WHAT YOU SHOULD DO -
Leave out the pictures and copy everything else in the entries exactly.

____

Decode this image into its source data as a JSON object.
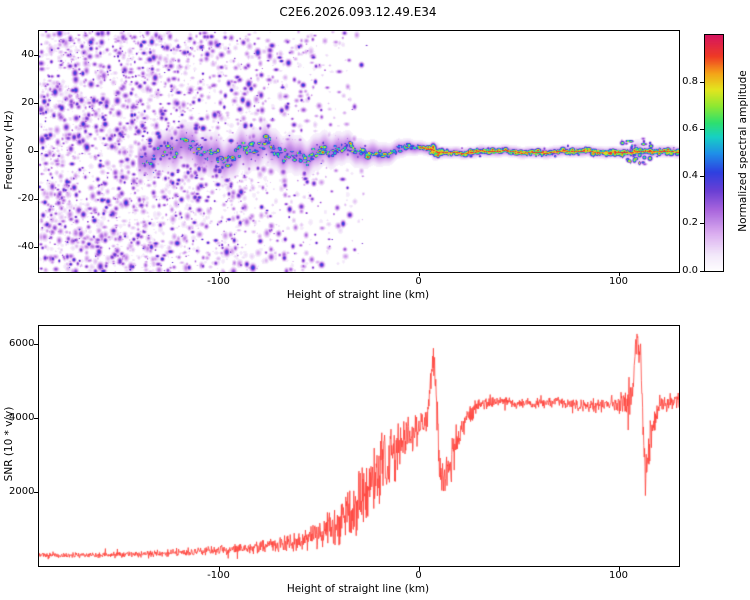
{
  "title": "C2E6.2026.093.12.49.E34",
  "chart_data": [
    {
      "type": "heatmap",
      "name": "range-doppler-spectrogram",
      "xlabel": "Height of straight line (km)",
      "ylabel": "Frequency (Hz)",
      "xlim": [
        -190,
        130
      ],
      "ylim": [
        -50,
        50
      ],
      "x_ticks": [
        -100,
        0,
        100
      ],
      "y_ticks": [
        -40,
        -20,
        0,
        20,
        40
      ],
      "grid": false,
      "colorbar": {
        "label": "Normalized spectral amplitude",
        "ticks": [
          0.0,
          0.2,
          0.4,
          0.6,
          0.8
        ],
        "range": [
          0,
          1
        ],
        "stops": [
          [
            0,
            "#ffffff"
          ],
          [
            0.07,
            "#f3e8fa"
          ],
          [
            0.16,
            "#dbaef0"
          ],
          [
            0.26,
            "#a966dd"
          ],
          [
            0.34,
            "#6b3fd4"
          ],
          [
            0.42,
            "#2e3fe0"
          ],
          [
            0.5,
            "#1f8fe8"
          ],
          [
            0.57,
            "#17d0c4"
          ],
          [
            0.63,
            "#2ee06e"
          ],
          [
            0.7,
            "#8ee832"
          ],
          [
            0.77,
            "#e3e51f"
          ],
          [
            0.84,
            "#f5a218"
          ],
          [
            0.91,
            "#ef3b24"
          ],
          [
            1,
            "#d6155f"
          ]
        ]
      },
      "features": {
        "noise_field": {
          "x_range_km": [
            -190,
            -25
          ],
          "amplitude_range": [
            0.05,
            0.45
          ],
          "description": "dense low-amplitude purple speckle noise across all frequencies at far left, density fades to zero near -25 km"
        },
        "echo_band": {
          "center_freq_hz": 0,
          "x_start_km": -138,
          "description": "wiggly high-amplitude echo trace around 0 Hz; wide speckled cyan/green band with purple halo left of 0 km, narrowing to a thin continuous red line with purple fringe right of 0 km",
          "band_params_format": "[km, halo_halfwidth_hz, core_halfwidth_hz, speckle_prob, max_amplitude]",
          "band_params": [
            [
              -140,
              7,
              3,
              0.15,
              0.85
            ],
            [
              -125,
              9,
              3.5,
              0.75,
              0.95
            ],
            [
              -90,
              9,
              3.5,
              0.9,
              1
            ],
            [
              -60,
              8,
              3,
              0.9,
              1
            ],
            [
              -35,
              6.5,
              2.4,
              0.9,
              1
            ],
            [
              -15,
              4.5,
              1.8,
              0.95,
              1
            ],
            [
              0,
              3,
              1.4,
              1,
              1
            ],
            [
              15,
              2.6,
              1.2,
              1,
              1
            ],
            [
              130,
              2.6,
              1.2,
              1,
              1
            ]
          ],
          "wiggle_amp_format": "[km, center_wiggle_amplitude_hz]",
          "wiggle_amp": [
            [
              -140,
              5
            ],
            [
              -80,
              4.5
            ],
            [
              -40,
              3
            ],
            [
              -20,
              1.8
            ],
            [
              0,
              0.9
            ],
            [
              130,
              0.45
            ]
          ]
        },
        "disturbances_km": [
          8,
          109
        ]
      }
    },
    {
      "type": "line",
      "name": "snr-profile",
      "xlabel": "Height of straight line (km)",
      "ylabel": "SNR (10 * v/v)",
      "xlim": [
        -190,
        130
      ],
      "ylim": [
        0,
        6500
      ],
      "x_ticks": [
        -100,
        0,
        100
      ],
      "y_ticks": [
        2000,
        4000,
        6000
      ],
      "line_color": "#ff4038",
      "profile_format": "[km, mean_snr, noise_amplitude]",
      "profile": [
        [
          -190,
          290,
          70
        ],
        [
          -160,
          300,
          80
        ],
        [
          -130,
          340,
          100
        ],
        [
          -110,
          390,
          130
        ],
        [
          -90,
          470,
          170
        ],
        [
          -75,
          550,
          220
        ],
        [
          -60,
          680,
          300
        ],
        [
          -50,
          850,
          400
        ],
        [
          -42,
          1050,
          550
        ],
        [
          -36,
          1350,
          800
        ],
        [
          -30,
          1700,
          1000
        ],
        [
          -24,
          2200,
          1000
        ],
        [
          -18,
          2700,
          900
        ],
        [
          -12,
          3100,
          750
        ],
        [
          -6,
          3400,
          600
        ],
        [
          0,
          3700,
          450
        ],
        [
          4,
          4000,
          350
        ],
        [
          7,
          5600,
          300
        ],
        [
          8.5,
          5000,
          800
        ],
        [
          10,
          2700,
          700
        ],
        [
          14,
          2500,
          700
        ],
        [
          18,
          3200,
          600
        ],
        [
          24,
          4100,
          350
        ],
        [
          30,
          4350,
          200
        ],
        [
          40,
          4450,
          150
        ],
        [
          55,
          4400,
          150
        ],
        [
          70,
          4450,
          160
        ],
        [
          85,
          4300,
          250
        ],
        [
          95,
          4400,
          200
        ],
        [
          103,
          4350,
          350
        ],
        [
          107,
          4800,
          600
        ],
        [
          109,
          6200,
          300
        ],
        [
          111,
          5600,
          600
        ],
        [
          113,
          2400,
          700
        ],
        [
          116,
          3600,
          600
        ],
        [
          120,
          4350,
          300
        ],
        [
          130,
          4500,
          200
        ]
      ]
    }
  ]
}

____

SOLUTION -
Decode this image into its source data as a JSON object.
{
  "title": "C2E6.2026.093.12.49.E34",
  "chart_data": [
    {
      "type": "heatmap",
      "name": "range-doppler-spectrogram",
      "xlabel": "Height of straight line (km)",
      "ylabel": "Frequency (Hz)",
      "xlim": [
        -190,
        130
      ],
      "ylim": [
        -50,
        50
      ],
      "x_ticks": [
        -100,
        0,
        100
      ],
      "y_ticks": [
        -40,
        -20,
        0,
        20,
        40
      ],
      "grid": false,
      "colorbar": {
        "label": "Normalized spectral amplitude",
        "ticks": [
          0.0,
          0.2,
          0.4,
          0.6,
          0.8
        ],
        "range": [
          0,
          1
        ],
        "stops": [
          [
            0,
            "#ffffff"
          ],
          [
            0.07,
            "#f3e8fa"
          ],
          [
            0.16,
            "#dbaef0"
          ],
          [
            0.26,
            "#a966dd"
          ],
          [
            0.34,
            "#6b3fd4"
          ],
          [
            0.42,
            "#2e3fe0"
          ],
          [
            0.5,
            "#1f8fe8"
          ],
          [
            0.57,
            "#17d0c4"
          ],
          [
            0.63,
            "#2ee06e"
          ],
          [
            0.7,
            "#8ee832"
          ],
          [
            0.77,
            "#e3e51f"
          ],
          [
            0.84,
            "#f5a218"
          ],
          [
            0.91,
            "#ef3b24"
          ],
          [
            1,
            "#d6155f"
          ]
        ]
      },
      "features": {
        "noise_field": {
          "x_range_km": [
            -190,
            -25
          ],
          "amplitude_range": [
            0.05,
            0.45
          ],
          "description": "dense low-amplitude purple speckle noise across all frequencies at far left, density fades to zero near -25 km"
        },
        "echo_band": {
          "center_freq_hz": 0,
          "x_start_km": -138,
          "description": "wiggly high-amplitude echo trace around 0 Hz; wide speckled cyan/green band with purple halo left of 0 km, narrowing to a thin continuous red line with purple fringe right of 0 km",
          "band_params_format": "[km, halo_halfwidth_hz, core_halfwidth_hz, speckle_prob, max_amplitude]",
          "band_params": [
            [
              -140,
              7,
              3,
              0.15,
              0.85
            ],
            [
              -125,
              9,
              3.5,
              0.75,
              0.95
            ],
            [
              -90,
              9,
              3.5,
              0.9,
              1
            ],
            [
              -60,
              8,
              3,
              0.9,
              1
            ],
            [
              -35,
              6.5,
              2.4,
              0.9,
              1
            ],
            [
              -15,
              4.5,
              1.8,
              0.95,
              1
            ],
            [
              0,
              3,
              1.4,
              1,
              1
            ],
            [
              15,
              2.6,
              1.2,
              1,
              1
            ],
            [
              130,
              2.6,
              1.2,
              1,
              1
            ]
          ],
          "wiggle_amp_format": "[km, center_wiggle_amplitude_hz]",
          "wiggle_amp": [
            [
              -140,
              5
            ],
            [
              -80,
              4.5
            ],
            [
              -40,
              3
            ],
            [
              -20,
              1.8
            ],
            [
              0,
              0.9
            ],
            [
              130,
              0.45
            ]
          ]
        },
        "disturbances_km": [
          8,
          109
        ]
      }
    },
    {
      "type": "line",
      "name": "snr-profile",
      "xlabel": "Height of straight line (km)",
      "ylabel": "SNR (10 * v/v)",
      "xlim": [
        -190,
        130
      ],
      "ylim": [
        0,
        6500
      ],
      "x_ticks": [
        -100,
        0,
        100
      ],
      "y_ticks": [
        2000,
        4000,
        6000
      ],
      "line_color": "#ff4038",
      "profile_format": "[km, mean_snr, noise_amplitude]",
      "profile": [
        [
          -190,
          290,
          70
        ],
        [
          -160,
          300,
          80
        ],
        [
          -130,
          340,
          100
        ],
        [
          -110,
          390,
          130
        ],
        [
          -90,
          470,
          170
        ],
        [
          -75,
          550,
          220
        ],
        [
          -60,
          680,
          300
        ],
        [
          -50,
          850,
          400
        ],
        [
          -42,
          1050,
          550
        ],
        [
          -36,
          1350,
          800
        ],
        [
          -30,
          1700,
          1000
        ],
        [
          -24,
          2200,
          1000
        ],
        [
          -18,
          2700,
          900
        ],
        [
          -12,
          3100,
          750
        ],
        [
          -6,
          3400,
          600
        ],
        [
          0,
          3700,
          450
        ],
        [
          4,
          4000,
          350
        ],
        [
          7,
          5600,
          300
        ],
        [
          8.5,
          5000,
          800
        ],
        [
          10,
          2700,
          700
        ],
        [
          14,
          2500,
          700
        ],
        [
          18,
          3200,
          600
        ],
        [
          24,
          4100,
          350
        ],
        [
          30,
          4350,
          200
        ],
        [
          40,
          4450,
          150
        ],
        [
          55,
          4400,
          150
        ],
        [
          70,
          4450,
          160
        ],
        [
          85,
          4300,
          250
        ],
        [
          95,
          4400,
          200
        ],
        [
          103,
          4350,
          350
        ],
        [
          107,
          4800,
          600
        ],
        [
          109,
          6200,
          300
        ],
        [
          111,
          5600,
          600
        ],
        [
          113,
          2400,
          700
        ],
        [
          116,
          3600,
          600
        ],
        [
          120,
          4350,
          300
        ],
        [
          130,
          4500,
          200
        ]
      ]
    }
  ]
}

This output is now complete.